▸ Task to carry out
Go through the data below. List every line that holds the word "color".

[Stored dataset items]
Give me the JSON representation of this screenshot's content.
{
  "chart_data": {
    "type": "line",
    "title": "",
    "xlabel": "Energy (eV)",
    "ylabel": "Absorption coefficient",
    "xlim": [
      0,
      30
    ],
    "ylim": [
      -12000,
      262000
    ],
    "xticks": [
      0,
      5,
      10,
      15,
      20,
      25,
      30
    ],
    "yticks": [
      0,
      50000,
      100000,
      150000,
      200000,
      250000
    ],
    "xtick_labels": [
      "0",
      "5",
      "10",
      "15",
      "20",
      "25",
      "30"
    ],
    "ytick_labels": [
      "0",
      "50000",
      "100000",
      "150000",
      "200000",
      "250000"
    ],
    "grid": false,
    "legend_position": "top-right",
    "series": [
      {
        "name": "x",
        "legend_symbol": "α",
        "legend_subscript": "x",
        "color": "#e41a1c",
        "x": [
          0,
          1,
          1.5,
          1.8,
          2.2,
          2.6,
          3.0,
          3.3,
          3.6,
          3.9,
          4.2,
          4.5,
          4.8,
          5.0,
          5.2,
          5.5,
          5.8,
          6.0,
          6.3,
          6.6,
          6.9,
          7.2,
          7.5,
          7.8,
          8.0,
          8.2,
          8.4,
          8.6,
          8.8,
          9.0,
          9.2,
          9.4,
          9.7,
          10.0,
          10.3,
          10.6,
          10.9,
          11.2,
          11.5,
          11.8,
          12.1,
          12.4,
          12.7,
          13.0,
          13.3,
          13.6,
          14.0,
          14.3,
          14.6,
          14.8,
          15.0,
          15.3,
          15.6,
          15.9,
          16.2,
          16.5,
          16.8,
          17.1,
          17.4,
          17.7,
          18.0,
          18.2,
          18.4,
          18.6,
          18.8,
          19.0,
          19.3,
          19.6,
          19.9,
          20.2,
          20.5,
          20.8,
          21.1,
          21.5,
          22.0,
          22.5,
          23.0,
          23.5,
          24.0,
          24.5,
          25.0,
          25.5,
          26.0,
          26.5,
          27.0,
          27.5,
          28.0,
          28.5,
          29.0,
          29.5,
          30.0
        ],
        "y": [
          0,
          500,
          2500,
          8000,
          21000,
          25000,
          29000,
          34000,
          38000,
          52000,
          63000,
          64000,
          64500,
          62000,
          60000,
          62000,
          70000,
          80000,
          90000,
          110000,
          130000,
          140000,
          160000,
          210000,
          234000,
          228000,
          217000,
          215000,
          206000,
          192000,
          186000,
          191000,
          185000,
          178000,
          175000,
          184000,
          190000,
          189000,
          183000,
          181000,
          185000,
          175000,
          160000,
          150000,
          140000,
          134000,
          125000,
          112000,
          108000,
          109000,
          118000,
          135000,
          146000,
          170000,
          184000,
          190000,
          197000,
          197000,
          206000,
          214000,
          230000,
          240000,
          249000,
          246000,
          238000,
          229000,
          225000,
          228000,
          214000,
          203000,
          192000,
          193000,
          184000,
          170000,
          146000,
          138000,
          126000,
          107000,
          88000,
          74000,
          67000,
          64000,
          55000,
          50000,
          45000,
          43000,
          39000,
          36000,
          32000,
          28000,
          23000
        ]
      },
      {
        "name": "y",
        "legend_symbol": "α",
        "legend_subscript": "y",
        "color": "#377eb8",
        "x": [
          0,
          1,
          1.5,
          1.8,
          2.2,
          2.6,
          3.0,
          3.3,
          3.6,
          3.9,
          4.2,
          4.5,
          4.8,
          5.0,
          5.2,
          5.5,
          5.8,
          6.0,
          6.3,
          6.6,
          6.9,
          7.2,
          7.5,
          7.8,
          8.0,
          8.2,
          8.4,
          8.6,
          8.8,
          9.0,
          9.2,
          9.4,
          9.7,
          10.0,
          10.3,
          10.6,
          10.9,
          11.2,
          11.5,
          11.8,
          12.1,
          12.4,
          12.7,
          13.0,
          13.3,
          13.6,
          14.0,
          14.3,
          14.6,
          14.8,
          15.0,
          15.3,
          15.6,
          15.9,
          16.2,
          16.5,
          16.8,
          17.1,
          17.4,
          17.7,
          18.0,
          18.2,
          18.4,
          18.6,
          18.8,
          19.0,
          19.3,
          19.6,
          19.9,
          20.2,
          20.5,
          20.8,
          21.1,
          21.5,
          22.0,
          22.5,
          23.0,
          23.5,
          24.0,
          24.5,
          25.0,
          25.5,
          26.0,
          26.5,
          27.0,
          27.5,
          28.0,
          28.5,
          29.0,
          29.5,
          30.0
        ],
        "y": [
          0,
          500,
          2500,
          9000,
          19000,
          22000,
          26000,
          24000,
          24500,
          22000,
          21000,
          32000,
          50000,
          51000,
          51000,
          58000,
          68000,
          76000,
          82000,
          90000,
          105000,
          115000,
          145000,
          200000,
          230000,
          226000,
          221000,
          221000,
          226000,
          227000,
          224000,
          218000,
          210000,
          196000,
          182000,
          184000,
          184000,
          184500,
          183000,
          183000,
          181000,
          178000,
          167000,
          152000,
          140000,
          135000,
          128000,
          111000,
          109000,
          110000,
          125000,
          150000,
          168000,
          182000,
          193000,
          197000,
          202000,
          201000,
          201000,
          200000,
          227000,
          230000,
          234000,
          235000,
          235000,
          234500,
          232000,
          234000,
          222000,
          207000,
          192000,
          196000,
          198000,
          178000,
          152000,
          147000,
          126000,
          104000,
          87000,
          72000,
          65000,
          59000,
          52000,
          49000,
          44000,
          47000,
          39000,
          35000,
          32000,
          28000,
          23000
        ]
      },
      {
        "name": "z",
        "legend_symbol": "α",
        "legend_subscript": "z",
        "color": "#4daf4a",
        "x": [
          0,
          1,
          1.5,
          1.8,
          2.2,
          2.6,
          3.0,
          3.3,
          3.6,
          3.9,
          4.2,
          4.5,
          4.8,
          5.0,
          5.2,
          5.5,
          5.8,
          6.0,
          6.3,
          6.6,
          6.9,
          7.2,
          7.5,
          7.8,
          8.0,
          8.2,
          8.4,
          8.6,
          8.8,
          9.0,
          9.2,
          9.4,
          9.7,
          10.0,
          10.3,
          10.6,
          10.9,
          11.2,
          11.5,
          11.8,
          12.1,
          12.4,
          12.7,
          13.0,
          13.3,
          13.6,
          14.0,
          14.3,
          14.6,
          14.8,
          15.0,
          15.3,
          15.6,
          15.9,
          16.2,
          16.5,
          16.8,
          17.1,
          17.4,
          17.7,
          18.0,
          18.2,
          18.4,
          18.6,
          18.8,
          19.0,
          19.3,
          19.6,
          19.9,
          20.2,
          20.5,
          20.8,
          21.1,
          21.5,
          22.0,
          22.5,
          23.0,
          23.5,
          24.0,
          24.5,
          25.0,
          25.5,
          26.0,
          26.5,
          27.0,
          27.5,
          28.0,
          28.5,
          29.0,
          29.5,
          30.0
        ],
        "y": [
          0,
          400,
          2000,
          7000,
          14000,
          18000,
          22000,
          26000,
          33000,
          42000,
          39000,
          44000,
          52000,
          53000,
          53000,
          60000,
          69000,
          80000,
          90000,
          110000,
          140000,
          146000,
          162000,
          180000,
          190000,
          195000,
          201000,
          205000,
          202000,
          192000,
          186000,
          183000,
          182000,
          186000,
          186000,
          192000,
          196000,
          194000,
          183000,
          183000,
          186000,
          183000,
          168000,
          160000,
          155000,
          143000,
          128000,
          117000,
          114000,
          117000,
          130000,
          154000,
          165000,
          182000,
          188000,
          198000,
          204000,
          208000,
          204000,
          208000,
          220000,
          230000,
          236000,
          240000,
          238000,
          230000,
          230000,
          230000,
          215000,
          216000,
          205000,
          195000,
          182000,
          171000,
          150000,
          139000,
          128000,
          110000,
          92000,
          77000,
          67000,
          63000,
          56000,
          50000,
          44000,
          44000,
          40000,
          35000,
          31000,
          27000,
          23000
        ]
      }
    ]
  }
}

▸ Response
        "color": "#e41a1c",
        "color": "#377eb8",
        "color": "#4daf4a",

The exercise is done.